*SOURCE MATERIAL*:
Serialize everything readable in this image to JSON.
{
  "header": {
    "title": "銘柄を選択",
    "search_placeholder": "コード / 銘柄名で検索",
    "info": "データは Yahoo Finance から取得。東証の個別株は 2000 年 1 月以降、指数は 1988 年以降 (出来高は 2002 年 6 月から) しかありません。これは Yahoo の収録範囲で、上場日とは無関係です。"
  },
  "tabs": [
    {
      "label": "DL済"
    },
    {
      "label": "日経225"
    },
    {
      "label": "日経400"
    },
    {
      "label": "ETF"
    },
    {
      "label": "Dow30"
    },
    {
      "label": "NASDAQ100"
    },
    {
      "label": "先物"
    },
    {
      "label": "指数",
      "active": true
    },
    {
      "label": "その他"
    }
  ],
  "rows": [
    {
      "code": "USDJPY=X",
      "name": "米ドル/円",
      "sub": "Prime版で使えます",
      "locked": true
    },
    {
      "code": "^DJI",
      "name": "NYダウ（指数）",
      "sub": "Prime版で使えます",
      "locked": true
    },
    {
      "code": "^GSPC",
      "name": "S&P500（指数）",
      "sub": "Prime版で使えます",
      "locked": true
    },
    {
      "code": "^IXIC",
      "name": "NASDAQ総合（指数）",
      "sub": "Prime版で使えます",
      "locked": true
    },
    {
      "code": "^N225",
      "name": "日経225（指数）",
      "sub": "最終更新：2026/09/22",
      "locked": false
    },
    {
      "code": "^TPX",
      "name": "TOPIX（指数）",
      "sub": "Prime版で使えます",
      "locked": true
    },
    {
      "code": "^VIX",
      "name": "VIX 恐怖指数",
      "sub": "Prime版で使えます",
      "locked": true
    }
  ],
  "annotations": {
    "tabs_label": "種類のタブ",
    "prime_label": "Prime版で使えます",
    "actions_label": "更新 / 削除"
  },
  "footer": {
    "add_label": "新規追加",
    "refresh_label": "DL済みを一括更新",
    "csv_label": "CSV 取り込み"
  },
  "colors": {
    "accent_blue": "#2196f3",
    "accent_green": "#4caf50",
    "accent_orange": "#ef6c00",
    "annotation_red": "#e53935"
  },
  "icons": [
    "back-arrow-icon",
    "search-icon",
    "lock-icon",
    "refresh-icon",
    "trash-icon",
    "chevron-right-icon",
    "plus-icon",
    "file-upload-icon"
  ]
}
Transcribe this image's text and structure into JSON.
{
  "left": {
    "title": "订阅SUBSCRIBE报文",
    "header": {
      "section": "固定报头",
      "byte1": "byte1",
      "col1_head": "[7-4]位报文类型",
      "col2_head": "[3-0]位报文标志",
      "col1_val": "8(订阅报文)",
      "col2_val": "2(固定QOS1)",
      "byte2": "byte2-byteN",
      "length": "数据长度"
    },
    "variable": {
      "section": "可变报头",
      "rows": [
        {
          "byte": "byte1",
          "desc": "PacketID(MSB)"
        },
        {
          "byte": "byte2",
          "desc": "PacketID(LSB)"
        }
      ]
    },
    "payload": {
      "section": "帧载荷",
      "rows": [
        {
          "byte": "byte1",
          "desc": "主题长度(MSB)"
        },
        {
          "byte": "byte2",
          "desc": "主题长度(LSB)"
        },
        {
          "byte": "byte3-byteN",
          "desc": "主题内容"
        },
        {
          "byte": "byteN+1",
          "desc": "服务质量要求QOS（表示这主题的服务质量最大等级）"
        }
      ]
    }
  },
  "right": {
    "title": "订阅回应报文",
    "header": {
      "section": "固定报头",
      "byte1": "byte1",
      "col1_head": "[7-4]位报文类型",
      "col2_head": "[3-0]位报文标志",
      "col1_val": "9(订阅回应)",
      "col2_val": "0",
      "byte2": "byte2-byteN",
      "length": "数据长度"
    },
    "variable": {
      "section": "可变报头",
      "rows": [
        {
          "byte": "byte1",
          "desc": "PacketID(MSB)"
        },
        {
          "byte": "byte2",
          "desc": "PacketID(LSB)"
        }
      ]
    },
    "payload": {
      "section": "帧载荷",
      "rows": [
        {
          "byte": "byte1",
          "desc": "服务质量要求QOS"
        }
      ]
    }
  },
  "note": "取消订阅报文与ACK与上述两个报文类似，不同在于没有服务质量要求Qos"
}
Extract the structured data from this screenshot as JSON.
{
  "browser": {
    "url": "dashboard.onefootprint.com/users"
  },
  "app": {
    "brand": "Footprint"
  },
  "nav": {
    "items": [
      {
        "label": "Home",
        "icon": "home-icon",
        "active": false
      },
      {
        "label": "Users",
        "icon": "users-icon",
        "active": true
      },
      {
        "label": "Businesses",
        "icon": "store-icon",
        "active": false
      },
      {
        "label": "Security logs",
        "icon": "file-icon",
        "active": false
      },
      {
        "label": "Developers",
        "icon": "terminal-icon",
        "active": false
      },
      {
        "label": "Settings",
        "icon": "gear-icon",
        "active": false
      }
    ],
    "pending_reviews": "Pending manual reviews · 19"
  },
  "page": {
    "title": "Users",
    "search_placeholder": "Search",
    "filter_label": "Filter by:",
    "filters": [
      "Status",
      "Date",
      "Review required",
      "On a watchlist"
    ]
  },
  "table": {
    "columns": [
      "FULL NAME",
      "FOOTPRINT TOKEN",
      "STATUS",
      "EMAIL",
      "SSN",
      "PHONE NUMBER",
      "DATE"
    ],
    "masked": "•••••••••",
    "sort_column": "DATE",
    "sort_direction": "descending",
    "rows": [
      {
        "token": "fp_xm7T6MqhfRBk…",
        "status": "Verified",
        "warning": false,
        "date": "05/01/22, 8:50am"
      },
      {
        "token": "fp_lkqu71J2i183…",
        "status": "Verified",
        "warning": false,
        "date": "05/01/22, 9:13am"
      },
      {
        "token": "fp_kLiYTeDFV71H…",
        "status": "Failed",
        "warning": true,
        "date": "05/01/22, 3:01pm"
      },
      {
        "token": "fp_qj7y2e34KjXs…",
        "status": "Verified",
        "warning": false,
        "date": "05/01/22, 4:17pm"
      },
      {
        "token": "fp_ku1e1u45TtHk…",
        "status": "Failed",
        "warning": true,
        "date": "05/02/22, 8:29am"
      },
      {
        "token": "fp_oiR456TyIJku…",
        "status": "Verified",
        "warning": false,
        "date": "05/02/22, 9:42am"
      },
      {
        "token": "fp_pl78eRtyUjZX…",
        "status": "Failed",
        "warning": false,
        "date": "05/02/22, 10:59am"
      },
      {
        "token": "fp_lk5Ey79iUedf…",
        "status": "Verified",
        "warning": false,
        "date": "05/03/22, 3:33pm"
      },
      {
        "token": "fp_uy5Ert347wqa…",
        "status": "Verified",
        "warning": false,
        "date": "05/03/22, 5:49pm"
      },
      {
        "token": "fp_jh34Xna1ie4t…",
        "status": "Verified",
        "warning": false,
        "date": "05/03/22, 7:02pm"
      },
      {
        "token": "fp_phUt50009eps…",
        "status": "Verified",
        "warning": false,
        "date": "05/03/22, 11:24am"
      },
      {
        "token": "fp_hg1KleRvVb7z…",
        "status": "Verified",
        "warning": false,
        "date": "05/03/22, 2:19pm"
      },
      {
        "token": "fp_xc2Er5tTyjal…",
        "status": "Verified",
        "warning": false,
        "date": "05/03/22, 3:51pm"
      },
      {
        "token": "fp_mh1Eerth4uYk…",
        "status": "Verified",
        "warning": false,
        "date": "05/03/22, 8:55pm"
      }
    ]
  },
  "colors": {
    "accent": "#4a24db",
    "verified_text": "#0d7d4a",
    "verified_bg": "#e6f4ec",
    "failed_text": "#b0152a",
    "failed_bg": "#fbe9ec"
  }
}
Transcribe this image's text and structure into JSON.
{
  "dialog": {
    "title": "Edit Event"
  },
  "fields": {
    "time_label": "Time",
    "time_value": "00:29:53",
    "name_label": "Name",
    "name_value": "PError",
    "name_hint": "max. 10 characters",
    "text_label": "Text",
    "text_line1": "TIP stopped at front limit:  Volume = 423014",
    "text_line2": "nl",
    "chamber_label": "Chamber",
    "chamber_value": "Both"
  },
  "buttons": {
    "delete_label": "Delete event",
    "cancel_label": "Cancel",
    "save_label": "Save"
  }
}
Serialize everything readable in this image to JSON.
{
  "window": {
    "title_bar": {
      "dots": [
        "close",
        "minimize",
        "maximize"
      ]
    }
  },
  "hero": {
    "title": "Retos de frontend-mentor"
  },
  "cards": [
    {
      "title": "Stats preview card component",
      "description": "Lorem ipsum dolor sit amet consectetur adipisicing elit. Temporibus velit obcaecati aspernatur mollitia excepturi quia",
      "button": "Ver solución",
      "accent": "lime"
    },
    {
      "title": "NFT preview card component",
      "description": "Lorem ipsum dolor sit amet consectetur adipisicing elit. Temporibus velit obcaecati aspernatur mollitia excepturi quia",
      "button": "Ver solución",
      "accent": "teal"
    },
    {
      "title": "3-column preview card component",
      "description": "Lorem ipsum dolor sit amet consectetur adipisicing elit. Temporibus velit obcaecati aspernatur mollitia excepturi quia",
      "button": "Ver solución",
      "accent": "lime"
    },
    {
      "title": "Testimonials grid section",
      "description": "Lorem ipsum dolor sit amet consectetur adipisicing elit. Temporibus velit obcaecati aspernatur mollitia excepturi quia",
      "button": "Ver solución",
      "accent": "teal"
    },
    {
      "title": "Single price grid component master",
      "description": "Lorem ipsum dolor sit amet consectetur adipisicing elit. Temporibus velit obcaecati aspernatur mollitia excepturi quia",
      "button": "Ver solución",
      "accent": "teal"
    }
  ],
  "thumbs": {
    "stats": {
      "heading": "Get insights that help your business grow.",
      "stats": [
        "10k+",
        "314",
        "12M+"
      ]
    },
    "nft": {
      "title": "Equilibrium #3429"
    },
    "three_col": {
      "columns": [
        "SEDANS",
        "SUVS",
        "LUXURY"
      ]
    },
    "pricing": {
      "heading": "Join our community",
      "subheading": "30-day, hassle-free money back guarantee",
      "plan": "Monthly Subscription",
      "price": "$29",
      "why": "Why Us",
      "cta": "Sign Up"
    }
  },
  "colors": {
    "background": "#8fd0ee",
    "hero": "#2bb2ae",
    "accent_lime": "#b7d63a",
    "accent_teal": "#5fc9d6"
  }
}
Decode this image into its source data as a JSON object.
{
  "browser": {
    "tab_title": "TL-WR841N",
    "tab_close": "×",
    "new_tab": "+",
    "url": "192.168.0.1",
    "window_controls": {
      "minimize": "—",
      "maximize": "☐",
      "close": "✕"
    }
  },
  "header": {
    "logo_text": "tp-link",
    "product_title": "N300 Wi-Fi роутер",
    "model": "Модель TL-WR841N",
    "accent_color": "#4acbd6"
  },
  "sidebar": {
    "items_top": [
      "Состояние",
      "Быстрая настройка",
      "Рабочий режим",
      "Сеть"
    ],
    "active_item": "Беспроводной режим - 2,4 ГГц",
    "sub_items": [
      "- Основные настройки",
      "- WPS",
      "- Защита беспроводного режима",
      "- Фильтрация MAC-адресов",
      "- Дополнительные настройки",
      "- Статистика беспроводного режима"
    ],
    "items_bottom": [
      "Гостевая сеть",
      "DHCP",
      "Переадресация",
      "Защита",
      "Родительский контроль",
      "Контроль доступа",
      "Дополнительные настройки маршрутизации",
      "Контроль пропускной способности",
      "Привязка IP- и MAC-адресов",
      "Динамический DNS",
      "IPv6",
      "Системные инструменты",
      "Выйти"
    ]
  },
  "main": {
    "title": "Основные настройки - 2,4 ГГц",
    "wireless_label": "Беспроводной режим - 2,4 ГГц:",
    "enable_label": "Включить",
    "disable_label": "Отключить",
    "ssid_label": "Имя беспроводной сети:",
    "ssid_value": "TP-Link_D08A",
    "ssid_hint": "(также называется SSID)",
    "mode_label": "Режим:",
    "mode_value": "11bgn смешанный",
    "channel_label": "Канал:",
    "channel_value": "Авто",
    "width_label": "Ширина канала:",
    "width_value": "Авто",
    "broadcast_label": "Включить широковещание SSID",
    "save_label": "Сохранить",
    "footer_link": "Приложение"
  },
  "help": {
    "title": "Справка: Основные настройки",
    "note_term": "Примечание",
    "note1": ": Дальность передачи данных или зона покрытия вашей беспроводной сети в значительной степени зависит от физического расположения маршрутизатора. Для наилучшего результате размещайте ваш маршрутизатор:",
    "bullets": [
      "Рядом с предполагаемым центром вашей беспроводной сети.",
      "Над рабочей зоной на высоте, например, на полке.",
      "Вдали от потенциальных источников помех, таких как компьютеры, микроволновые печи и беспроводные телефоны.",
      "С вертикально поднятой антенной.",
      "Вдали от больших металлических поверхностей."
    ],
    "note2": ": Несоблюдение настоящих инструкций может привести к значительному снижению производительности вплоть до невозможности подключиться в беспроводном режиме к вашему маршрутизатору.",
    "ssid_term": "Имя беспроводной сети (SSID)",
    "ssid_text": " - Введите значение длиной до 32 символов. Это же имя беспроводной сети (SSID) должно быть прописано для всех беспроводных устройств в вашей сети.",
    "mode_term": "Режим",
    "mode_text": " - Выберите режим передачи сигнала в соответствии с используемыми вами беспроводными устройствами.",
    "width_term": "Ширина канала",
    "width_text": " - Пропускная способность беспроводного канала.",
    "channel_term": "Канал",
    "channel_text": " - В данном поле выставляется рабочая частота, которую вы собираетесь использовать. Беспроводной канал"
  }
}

*PROBLEM REQUIREMENTS*: Report each line of the material above where the word "сети" appears.

*TASK RESULT*:
    "ssid_label": "Имя беспроводной сети:",
    "note1": ": Дальность передачи данных или зона покрытия вашей беспроводной сети в значительной степени зависит от физического расположения маршрутизатора. Для наилучшего результате размещайте ваш маршрутизатор:",
      "Рядом с предполагаемым центром вашей беспроводной сети.",
    "ssid_term": "Имя беспроводной сети (SSID)",
    "ssid_text": " - Введите значение длиной до 32 символов. Это же имя беспроводной сети (SSID) должно быть прописано для всех беспроводных устройств в вашей сети.",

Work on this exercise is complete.